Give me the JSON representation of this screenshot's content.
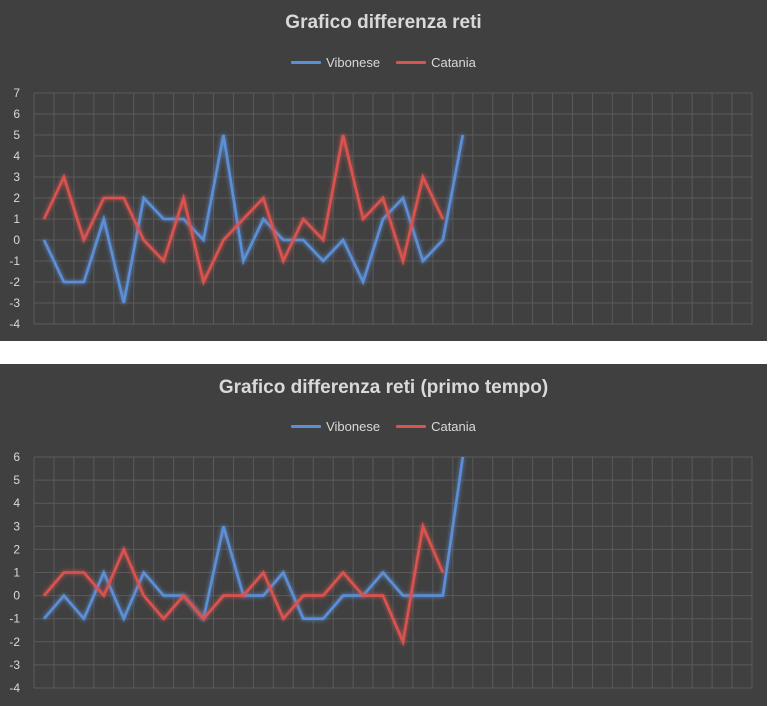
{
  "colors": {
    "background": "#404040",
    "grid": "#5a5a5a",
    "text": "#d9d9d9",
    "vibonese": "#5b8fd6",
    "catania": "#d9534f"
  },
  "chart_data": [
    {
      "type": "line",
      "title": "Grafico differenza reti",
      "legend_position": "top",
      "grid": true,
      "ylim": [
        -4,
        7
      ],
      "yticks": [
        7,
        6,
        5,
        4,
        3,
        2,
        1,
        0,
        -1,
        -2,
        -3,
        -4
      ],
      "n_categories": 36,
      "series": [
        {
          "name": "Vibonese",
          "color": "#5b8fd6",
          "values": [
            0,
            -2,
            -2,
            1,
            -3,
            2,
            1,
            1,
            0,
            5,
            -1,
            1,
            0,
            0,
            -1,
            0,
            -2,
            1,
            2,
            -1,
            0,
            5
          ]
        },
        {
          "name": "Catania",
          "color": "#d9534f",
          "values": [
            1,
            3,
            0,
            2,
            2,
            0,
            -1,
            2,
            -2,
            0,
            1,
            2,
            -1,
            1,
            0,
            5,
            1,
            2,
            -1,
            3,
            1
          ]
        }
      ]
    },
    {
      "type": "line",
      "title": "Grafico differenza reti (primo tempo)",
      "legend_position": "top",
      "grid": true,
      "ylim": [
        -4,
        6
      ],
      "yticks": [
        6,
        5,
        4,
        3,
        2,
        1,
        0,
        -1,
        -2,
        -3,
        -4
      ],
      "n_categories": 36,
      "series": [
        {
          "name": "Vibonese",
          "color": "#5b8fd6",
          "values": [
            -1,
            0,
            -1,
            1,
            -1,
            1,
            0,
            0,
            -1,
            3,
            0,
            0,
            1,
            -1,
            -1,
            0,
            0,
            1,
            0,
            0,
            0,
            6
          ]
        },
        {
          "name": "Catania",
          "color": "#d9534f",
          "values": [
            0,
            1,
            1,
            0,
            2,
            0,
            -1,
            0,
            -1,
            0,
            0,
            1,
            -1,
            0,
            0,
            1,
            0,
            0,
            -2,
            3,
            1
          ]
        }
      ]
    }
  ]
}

==

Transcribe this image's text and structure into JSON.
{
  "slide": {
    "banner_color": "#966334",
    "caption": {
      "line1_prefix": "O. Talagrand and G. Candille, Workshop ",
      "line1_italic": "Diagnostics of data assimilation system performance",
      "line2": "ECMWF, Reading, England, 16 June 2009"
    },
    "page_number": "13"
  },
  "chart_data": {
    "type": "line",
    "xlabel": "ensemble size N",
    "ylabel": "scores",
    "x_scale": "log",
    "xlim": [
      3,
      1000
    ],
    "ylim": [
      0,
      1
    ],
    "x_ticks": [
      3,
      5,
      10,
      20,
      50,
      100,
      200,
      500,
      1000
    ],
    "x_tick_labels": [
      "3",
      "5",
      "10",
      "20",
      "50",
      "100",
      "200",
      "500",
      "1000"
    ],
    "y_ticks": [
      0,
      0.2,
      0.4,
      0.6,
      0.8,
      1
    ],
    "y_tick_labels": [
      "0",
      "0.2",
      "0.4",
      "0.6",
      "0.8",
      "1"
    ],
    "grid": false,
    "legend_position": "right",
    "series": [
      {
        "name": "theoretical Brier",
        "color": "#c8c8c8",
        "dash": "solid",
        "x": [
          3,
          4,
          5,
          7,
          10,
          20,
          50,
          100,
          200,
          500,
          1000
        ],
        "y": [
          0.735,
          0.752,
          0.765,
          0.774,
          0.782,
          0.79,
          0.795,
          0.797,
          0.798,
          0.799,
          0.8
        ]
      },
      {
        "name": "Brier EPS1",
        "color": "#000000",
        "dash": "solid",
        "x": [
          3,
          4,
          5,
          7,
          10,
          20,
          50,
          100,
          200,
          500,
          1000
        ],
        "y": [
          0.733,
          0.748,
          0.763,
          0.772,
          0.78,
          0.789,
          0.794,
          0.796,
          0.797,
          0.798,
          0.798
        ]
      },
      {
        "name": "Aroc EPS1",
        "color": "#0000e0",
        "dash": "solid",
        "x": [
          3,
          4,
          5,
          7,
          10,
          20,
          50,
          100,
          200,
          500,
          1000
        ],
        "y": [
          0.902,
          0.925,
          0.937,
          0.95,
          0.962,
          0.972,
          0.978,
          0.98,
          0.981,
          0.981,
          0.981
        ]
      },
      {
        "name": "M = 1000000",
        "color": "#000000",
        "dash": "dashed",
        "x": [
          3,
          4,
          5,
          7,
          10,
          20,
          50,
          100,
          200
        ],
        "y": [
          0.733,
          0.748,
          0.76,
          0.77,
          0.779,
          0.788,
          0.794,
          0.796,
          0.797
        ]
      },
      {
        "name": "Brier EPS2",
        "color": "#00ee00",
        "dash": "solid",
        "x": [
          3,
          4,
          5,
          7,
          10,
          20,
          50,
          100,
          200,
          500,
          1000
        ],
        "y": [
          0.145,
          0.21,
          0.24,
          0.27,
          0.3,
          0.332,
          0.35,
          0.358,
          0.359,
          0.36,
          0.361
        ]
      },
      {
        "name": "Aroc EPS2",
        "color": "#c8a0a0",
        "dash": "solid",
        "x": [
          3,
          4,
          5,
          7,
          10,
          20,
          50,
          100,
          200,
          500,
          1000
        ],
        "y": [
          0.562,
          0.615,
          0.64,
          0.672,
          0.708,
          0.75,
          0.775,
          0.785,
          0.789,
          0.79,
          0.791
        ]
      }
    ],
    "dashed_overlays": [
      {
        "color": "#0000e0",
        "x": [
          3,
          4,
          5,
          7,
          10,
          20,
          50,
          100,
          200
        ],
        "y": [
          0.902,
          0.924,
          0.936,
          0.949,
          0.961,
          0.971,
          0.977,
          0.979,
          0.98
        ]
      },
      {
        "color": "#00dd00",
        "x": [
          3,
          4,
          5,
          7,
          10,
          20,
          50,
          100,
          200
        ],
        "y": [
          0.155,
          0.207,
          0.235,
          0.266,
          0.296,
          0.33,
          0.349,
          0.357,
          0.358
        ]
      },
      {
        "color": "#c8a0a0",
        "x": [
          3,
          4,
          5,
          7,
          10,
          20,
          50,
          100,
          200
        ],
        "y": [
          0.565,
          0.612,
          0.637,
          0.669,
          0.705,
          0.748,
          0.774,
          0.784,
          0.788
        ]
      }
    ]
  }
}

▶ [Given problem]:
Search the entries for the word "Brier" and copy every line that has it.

▶ [Response to the exercise]:
        "name": "theoretical Brier",
        "name": "Brier EPS1",
        "name": "Brier EPS2",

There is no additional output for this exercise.